(Extracted data entries)
+++++

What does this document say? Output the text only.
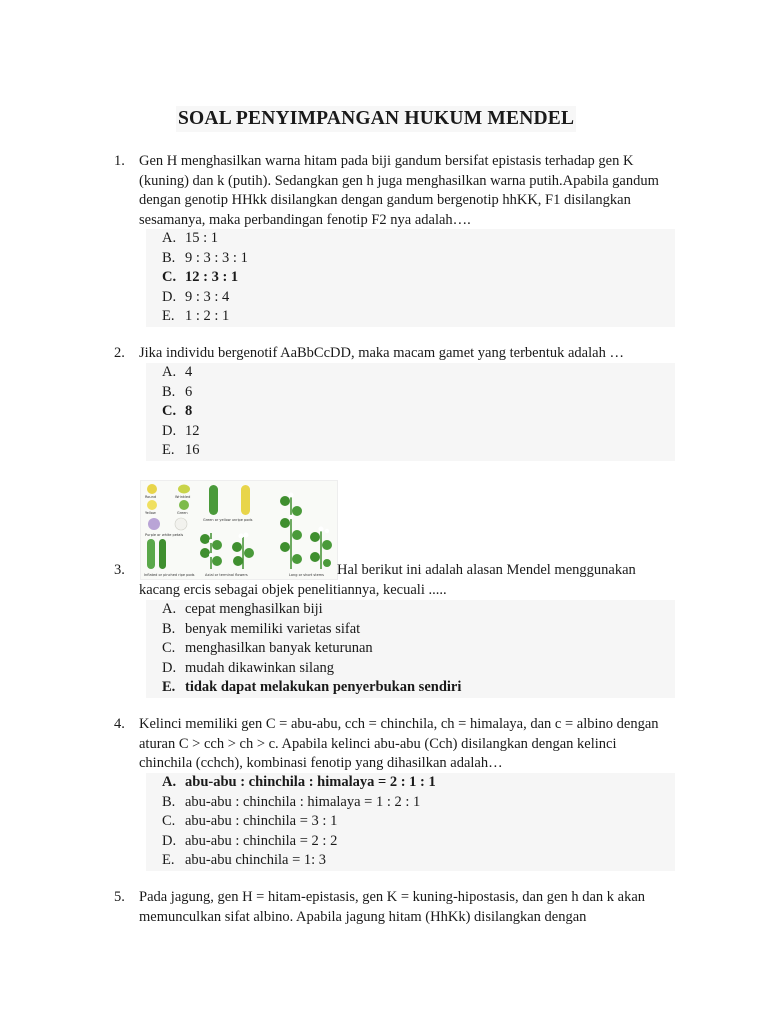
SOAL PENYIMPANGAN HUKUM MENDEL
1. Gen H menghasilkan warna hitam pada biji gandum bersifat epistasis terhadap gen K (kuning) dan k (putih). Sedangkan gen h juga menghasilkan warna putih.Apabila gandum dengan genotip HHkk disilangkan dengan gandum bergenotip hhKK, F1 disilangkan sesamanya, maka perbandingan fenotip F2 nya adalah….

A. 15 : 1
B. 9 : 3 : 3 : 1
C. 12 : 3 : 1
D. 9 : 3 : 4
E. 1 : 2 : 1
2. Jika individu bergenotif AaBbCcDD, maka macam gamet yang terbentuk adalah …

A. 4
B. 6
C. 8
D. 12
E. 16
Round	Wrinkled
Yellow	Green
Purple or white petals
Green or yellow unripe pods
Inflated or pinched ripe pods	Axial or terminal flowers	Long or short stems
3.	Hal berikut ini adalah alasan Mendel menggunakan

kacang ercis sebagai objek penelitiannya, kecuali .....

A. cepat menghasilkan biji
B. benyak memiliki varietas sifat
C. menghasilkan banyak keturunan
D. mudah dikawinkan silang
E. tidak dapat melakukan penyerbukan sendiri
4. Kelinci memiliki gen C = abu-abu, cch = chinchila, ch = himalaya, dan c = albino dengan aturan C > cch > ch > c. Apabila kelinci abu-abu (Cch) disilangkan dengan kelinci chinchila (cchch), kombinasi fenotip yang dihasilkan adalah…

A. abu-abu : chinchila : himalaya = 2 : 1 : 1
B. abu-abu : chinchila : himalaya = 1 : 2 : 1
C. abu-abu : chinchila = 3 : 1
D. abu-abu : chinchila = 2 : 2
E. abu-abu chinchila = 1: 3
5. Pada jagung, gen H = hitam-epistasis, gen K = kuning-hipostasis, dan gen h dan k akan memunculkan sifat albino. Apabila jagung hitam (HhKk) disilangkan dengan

+++++

▶ **Exercise**: Above are the records; reproduce them exactly and leave out the pictures.

▶ **Response to this exercise**:
What does this document say? Output the text only.
SOAL PENYIMPANGAN HUKUM MENDEL
1. Gen H menghasilkan warna hitam pada biji gandum bersifat epistasis terhadap gen K (kuning) dan k (putih). Sedangkan gen h juga menghasilkan warna putih.Apabila gandum dengan genotip HHkk disilangkan dengan gandum bergenotip hhKK, F1 disilangkan sesamanya, maka perbandingan fenotip F2 nya adalah….

A. 15 : 1
B. 9 : 3 : 3 : 1
C. 12 : 3 : 1
D. 9 : 3 : 4
E. 1 : 2 : 1
2. Jika individu bergenotif AaBbCcDD, maka macam gamet yang terbentuk adalah …

A. 4
B. 6
C. 8
D. 12
E. 16
Round	Wrinkled
Yellow	Green
Purple or white petals
Green or yellow unripe pods
Inflated or pinched ripe pods	Axial or terminal flowers	Long or short stems
3.	Hal berikut ini adalah alasan Mendel menggunakan

kacang ercis sebagai objek penelitiannya, kecuali .....

A. cepat menghasilkan biji
B. benyak memiliki varietas sifat
C. menghasilkan banyak keturunan
D. mudah dikawinkan silang
E. tidak dapat melakukan penyerbukan sendiri
4. Kelinci memiliki gen C = abu-abu, cch = chinchila, ch = himalaya, dan c = albino dengan aturan C > cch > ch > c. Apabila kelinci abu-abu (Cch) disilangkan dengan kelinci chinchila (cchch), kombinasi fenotip yang dihasilkan adalah…

A. abu-abu : chinchila : himalaya = 2 : 1 : 1
B. abu-abu : chinchila : himalaya = 1 : 2 : 1
C. abu-abu : chinchila = 3 : 1
D. abu-abu : chinchila = 2 : 2
E. abu-abu chinchila = 1: 3
5. Pada jagung, gen H = hitam-epistasis, gen K = kuning-hipostasis, dan gen h dan k akan memunculkan sifat albino. Apabila jagung hitam (HhKk) disilangkan dengan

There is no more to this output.